YOUR GOAL:
Leave out the pictures and copy the remaining records exactly.
□ □ □
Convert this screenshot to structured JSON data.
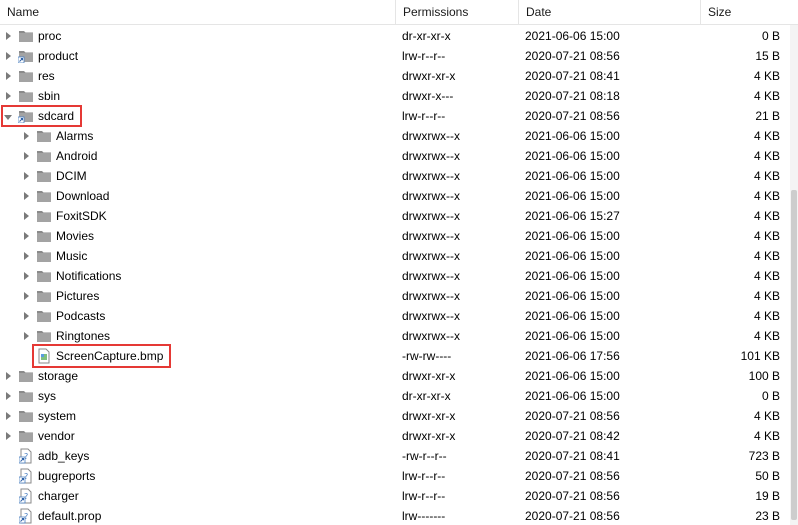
{
  "columns": {
    "name": "Name",
    "permissions": "Permissions",
    "date": "Date",
    "size": "Size"
  },
  "icons": {
    "folder": "folder-icon",
    "file": "file-icon",
    "link": "link-icon"
  },
  "colors": {
    "highlight": "#e53935",
    "folder": "#8a8a8a"
  },
  "rows": [
    {
      "name": "proc",
      "permissions": "dr-xr-xr-x",
      "date": "2021-06-06 15:00",
      "size": "0 B",
      "indent": 0,
      "expander": "collapsed",
      "icon": "folder"
    },
    {
      "name": "product",
      "permissions": "lrw-r--r--",
      "date": "2020-07-21 08:56",
      "size": "15 B",
      "indent": 0,
      "expander": "collapsed",
      "icon": "folder-link"
    },
    {
      "name": "res",
      "permissions": "drwxr-xr-x",
      "date": "2020-07-21 08:41",
      "size": "4 KB",
      "indent": 0,
      "expander": "collapsed",
      "icon": "folder"
    },
    {
      "name": "sbin",
      "permissions": "drwxr-x---",
      "date": "2020-07-21 08:18",
      "size": "4 KB",
      "indent": 0,
      "expander": "collapsed",
      "icon": "folder"
    },
    {
      "name": "sdcard",
      "permissions": "lrw-r--r--",
      "date": "2020-07-21 08:56",
      "size": "21 B",
      "indent": 0,
      "expander": "expanded",
      "icon": "folder-link"
    },
    {
      "name": "Alarms",
      "permissions": "drwxrwx--x",
      "date": "2021-06-06 15:00",
      "size": "4 KB",
      "indent": 1,
      "expander": "collapsed",
      "icon": "folder"
    },
    {
      "name": "Android",
      "permissions": "drwxrwx--x",
      "date": "2021-06-06 15:00",
      "size": "4 KB",
      "indent": 1,
      "expander": "collapsed",
      "icon": "folder"
    },
    {
      "name": "DCIM",
      "permissions": "drwxrwx--x",
      "date": "2021-06-06 15:00",
      "size": "4 KB",
      "indent": 1,
      "expander": "collapsed",
      "icon": "folder"
    },
    {
      "name": "Download",
      "permissions": "drwxrwx--x",
      "date": "2021-06-06 15:00",
      "size": "4 KB",
      "indent": 1,
      "expander": "collapsed",
      "icon": "folder"
    },
    {
      "name": "FoxitSDK",
      "permissions": "drwxrwx--x",
      "date": "2021-06-06 15:27",
      "size": "4 KB",
      "indent": 1,
      "expander": "collapsed",
      "icon": "folder"
    },
    {
      "name": "Movies",
      "permissions": "drwxrwx--x",
      "date": "2021-06-06 15:00",
      "size": "4 KB",
      "indent": 1,
      "expander": "collapsed",
      "icon": "folder"
    },
    {
      "name": "Music",
      "permissions": "drwxrwx--x",
      "date": "2021-06-06 15:00",
      "size": "4 KB",
      "indent": 1,
      "expander": "collapsed",
      "icon": "folder"
    },
    {
      "name": "Notifications",
      "permissions": "drwxrwx--x",
      "date": "2021-06-06 15:00",
      "size": "4 KB",
      "indent": 1,
      "expander": "collapsed",
      "icon": "folder"
    },
    {
      "name": "Pictures",
      "permissions": "drwxrwx--x",
      "date": "2021-06-06 15:00",
      "size": "4 KB",
      "indent": 1,
      "expander": "collapsed",
      "icon": "folder"
    },
    {
      "name": "Podcasts",
      "permissions": "drwxrwx--x",
      "date": "2021-06-06 15:00",
      "size": "4 KB",
      "indent": 1,
      "expander": "collapsed",
      "icon": "folder"
    },
    {
      "name": "Ringtones",
      "permissions": "drwxrwx--x",
      "date": "2021-06-06 15:00",
      "size": "4 KB",
      "indent": 1,
      "expander": "collapsed",
      "icon": "folder"
    },
    {
      "name": "ScreenCapture.bmp",
      "permissions": "-rw-rw----",
      "date": "2021-06-06 17:56",
      "size": "101 KB",
      "indent": 1,
      "expander": "none",
      "icon": "file"
    },
    {
      "name": "storage",
      "permissions": "drwxr-xr-x",
      "date": "2021-06-06 15:00",
      "size": "100 B",
      "indent": 0,
      "expander": "collapsed",
      "icon": "folder"
    },
    {
      "name": "sys",
      "permissions": "dr-xr-xr-x",
      "date": "2021-06-06 15:00",
      "size": "0 B",
      "indent": 0,
      "expander": "collapsed",
      "icon": "folder"
    },
    {
      "name": "system",
      "permissions": "drwxr-xr-x",
      "date": "2020-07-21 08:56",
      "size": "4 KB",
      "indent": 0,
      "expander": "collapsed",
      "icon": "folder"
    },
    {
      "name": "vendor",
      "permissions": "drwxr-xr-x",
      "date": "2020-07-21 08:42",
      "size": "4 KB",
      "indent": 0,
      "expander": "collapsed",
      "icon": "folder"
    },
    {
      "name": "adb_keys",
      "permissions": "-rw-r--r--",
      "date": "2020-07-21 08:41",
      "size": "723 B",
      "indent": 0,
      "expander": "none",
      "icon": "file-unknown"
    },
    {
      "name": "bugreports",
      "permissions": "lrw-r--r--",
      "date": "2020-07-21 08:56",
      "size": "50 B",
      "indent": 0,
      "expander": "none",
      "icon": "file-unknown"
    },
    {
      "name": "charger",
      "permissions": "lrw-r--r--",
      "date": "2020-07-21 08:56",
      "size": "19 B",
      "indent": 0,
      "expander": "none",
      "icon": "file-unknown"
    },
    {
      "name": "default.prop",
      "permissions": "lrw-------",
      "date": "2020-07-21 08:56",
      "size": "23 B",
      "indent": 0,
      "expander": "none",
      "icon": "file-unknown"
    }
  ]
}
□ □ □
REPLY TO THE EXERCISE:
Convert this screenshot to structured JSON data.
{
  "columns": {
    "name": "Name",
    "permissions": "Permissions",
    "date": "Date",
    "size": "Size"
  },
  "icons": {
    "folder": "folder-icon",
    "file": "file-icon",
    "link": "link-icon"
  },
  "colors": {
    "highlight": "#e53935",
    "folder": "#8a8a8a"
  },
  "rows": [
    {
      "name": "proc",
      "permissions": "dr-xr-xr-x",
      "date": "2021-06-06 15:00",
      "size": "0 B",
      "indent": 0,
      "expander": "collapsed",
      "icon": "folder"
    },
    {
      "name": "product",
      "permissions": "lrw-r--r--",
      "date": "2020-07-21 08:56",
      "size": "15 B",
      "indent": 0,
      "expander": "collapsed",
      "icon": "folder-link"
    },
    {
      "name": "res",
      "permissions": "drwxr-xr-x",
      "date": "2020-07-21 08:41",
      "size": "4 KB",
      "indent": 0,
      "expander": "collapsed",
      "icon": "folder"
    },
    {
      "name": "sbin",
      "permissions": "drwxr-x---",
      "date": "2020-07-21 08:18",
      "size": "4 KB",
      "indent": 0,
      "expander": "collapsed",
      "icon": "folder"
    },
    {
      "name": "sdcard",
      "permissions": "lrw-r--r--",
      "date": "2020-07-21 08:56",
      "size": "21 B",
      "indent": 0,
      "expander": "expanded",
      "icon": "folder-link"
    },
    {
      "name": "Alarms",
      "permissions": "drwxrwx--x",
      "date": "2021-06-06 15:00",
      "size": "4 KB",
      "indent": 1,
      "expander": "collapsed",
      "icon": "folder"
    },
    {
      "name": "Android",
      "permissions": "drwxrwx--x",
      "date": "2021-06-06 15:00",
      "size": "4 KB",
      "indent": 1,
      "expander": "collapsed",
      "icon": "folder"
    },
    {
      "name": "DCIM",
      "permissions": "drwxrwx--x",
      "date": "2021-06-06 15:00",
      "size": "4 KB",
      "indent": 1,
      "expander": "collapsed",
      "icon": "folder"
    },
    {
      "name": "Download",
      "permissions": "drwxrwx--x",
      "date": "2021-06-06 15:00",
      "size": "4 KB",
      "indent": 1,
      "expander": "collapsed",
      "icon": "folder"
    },
    {
      "name": "FoxitSDK",
      "permissions": "drwxrwx--x",
      "date": "2021-06-06 15:27",
      "size": "4 KB",
      "indent": 1,
      "expander": "collapsed",
      "icon": "folder"
    },
    {
      "name": "Movies",
      "permissions": "drwxrwx--x",
      "date": "2021-06-06 15:00",
      "size": "4 KB",
      "indent": 1,
      "expander": "collapsed",
      "icon": "folder"
    },
    {
      "name": "Music",
      "permissions": "drwxrwx--x",
      "date": "2021-06-06 15:00",
      "size": "4 KB",
      "indent": 1,
      "expander": "collapsed",
      "icon": "folder"
    },
    {
      "name": "Notifications",
      "permissions": "drwxrwx--x",
      "date": "2021-06-06 15:00",
      "size": "4 KB",
      "indent": 1,
      "expander": "collapsed",
      "icon": "folder"
    },
    {
      "name": "Pictures",
      "permissions": "drwxrwx--x",
      "date": "2021-06-06 15:00",
      "size": "4 KB",
      "indent": 1,
      "expander": "collapsed",
      "icon": "folder"
    },
    {
      "name": "Podcasts",
      "permissions": "drwxrwx--x",
      "date": "2021-06-06 15:00",
      "size": "4 KB",
      "indent": 1,
      "expander": "collapsed",
      "icon": "folder"
    },
    {
      "name": "Ringtones",
      "permissions": "drwxrwx--x",
      "date": "2021-06-06 15:00",
      "size": "4 KB",
      "indent": 1,
      "expander": "collapsed",
      "icon": "folder"
    },
    {
      "name": "ScreenCapture.bmp",
      "permissions": "-rw-rw----",
      "date": "2021-06-06 17:56",
      "size": "101 KB",
      "indent": 1,
      "expander": "none",
      "icon": "file"
    },
    {
      "name": "storage",
      "permissions": "drwxr-xr-x",
      "date": "2021-06-06 15:00",
      "size": "100 B",
      "indent": 0,
      "expander": "collapsed",
      "icon": "folder"
    },
    {
      "name": "sys",
      "permissions": "dr-xr-xr-x",
      "date": "2021-06-06 15:00",
      "size": "0 B",
      "indent": 0,
      "expander": "collapsed",
      "icon": "folder"
    },
    {
      "name": "system",
      "permissions": "drwxr-xr-x",
      "date": "2020-07-21 08:56",
      "size": "4 KB",
      "indent": 0,
      "expander": "collapsed",
      "icon": "folder"
    },
    {
      "name": "vendor",
      "permissions": "drwxr-xr-x",
      "date": "2020-07-21 08:42",
      "size": "4 KB",
      "indent": 0,
      "expander": "collapsed",
      "icon": "folder"
    },
    {
      "name": "adb_keys",
      "permissions": "-rw-r--r--",
      "date": "2020-07-21 08:41",
      "size": "723 B",
      "indent": 0,
      "expander": "none",
      "icon": "file-unknown"
    },
    {
      "name": "bugreports",
      "permissions": "lrw-r--r--",
      "date": "2020-07-21 08:56",
      "size": "50 B",
      "indent": 0,
      "expander": "none",
      "icon": "file-unknown"
    },
    {
      "name": "charger",
      "permissions": "lrw-r--r--",
      "date": "2020-07-21 08:56",
      "size": "19 B",
      "indent": 0,
      "expander": "none",
      "icon": "file-unknown"
    },
    {
      "name": "default.prop",
      "permissions": "lrw-------",
      "date": "2020-07-21 08:56",
      "size": "23 B",
      "indent": 0,
      "expander": "none",
      "icon": "file-unknown"
    }
  ]
}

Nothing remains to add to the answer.